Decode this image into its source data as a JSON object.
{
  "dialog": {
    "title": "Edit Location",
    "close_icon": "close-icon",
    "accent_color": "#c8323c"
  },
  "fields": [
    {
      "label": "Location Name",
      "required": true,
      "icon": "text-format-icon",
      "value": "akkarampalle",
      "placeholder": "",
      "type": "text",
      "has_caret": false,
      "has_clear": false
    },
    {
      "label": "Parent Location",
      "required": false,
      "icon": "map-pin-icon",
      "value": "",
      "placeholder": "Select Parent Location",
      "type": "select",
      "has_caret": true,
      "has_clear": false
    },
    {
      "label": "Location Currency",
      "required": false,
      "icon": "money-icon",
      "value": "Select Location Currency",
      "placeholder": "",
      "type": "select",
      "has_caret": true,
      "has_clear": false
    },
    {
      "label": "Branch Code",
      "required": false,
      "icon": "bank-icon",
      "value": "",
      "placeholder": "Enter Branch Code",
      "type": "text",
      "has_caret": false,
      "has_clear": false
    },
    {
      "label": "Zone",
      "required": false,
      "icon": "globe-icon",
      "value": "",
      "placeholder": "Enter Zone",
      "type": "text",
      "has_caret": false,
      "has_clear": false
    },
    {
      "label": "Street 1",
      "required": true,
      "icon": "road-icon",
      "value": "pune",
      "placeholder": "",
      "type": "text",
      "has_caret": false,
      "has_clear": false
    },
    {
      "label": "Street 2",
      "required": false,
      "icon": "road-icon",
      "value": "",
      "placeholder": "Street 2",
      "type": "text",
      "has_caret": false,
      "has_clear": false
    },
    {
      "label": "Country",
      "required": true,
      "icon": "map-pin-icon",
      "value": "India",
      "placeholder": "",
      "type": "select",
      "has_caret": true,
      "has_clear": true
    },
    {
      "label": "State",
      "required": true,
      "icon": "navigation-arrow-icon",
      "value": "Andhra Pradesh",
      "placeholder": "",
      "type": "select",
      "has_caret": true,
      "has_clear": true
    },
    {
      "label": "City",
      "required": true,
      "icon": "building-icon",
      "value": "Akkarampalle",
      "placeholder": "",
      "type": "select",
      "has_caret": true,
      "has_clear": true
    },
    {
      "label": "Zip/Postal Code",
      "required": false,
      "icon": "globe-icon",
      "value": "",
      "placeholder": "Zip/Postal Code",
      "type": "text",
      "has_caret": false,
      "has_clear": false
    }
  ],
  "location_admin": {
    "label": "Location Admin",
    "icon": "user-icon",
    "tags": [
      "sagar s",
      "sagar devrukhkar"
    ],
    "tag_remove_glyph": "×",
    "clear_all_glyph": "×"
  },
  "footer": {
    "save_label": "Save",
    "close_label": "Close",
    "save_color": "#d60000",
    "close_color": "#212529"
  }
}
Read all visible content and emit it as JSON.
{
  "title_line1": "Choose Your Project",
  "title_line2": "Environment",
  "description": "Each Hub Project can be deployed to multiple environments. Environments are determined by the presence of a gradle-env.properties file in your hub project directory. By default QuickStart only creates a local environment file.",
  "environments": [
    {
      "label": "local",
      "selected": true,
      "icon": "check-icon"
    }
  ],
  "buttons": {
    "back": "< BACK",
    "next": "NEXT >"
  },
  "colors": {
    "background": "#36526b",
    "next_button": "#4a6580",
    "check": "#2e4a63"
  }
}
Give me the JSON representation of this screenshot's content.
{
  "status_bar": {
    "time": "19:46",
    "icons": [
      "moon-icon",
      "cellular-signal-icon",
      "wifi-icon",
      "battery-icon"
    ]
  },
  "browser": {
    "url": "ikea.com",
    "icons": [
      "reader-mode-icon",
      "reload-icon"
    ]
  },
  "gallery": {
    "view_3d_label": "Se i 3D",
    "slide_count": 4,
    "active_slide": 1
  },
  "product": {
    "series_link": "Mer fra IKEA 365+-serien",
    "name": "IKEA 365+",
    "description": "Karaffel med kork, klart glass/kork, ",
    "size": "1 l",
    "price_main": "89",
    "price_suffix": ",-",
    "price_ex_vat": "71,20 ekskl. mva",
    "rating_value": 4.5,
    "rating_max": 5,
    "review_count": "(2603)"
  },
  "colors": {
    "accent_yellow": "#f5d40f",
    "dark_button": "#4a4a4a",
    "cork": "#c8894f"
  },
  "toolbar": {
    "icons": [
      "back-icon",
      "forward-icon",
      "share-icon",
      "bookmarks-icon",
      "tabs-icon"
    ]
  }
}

*****

EXERCISE DETAILS:
Report only the number of lines that hold the word "Postal".

CORRECT RESPONSE:
2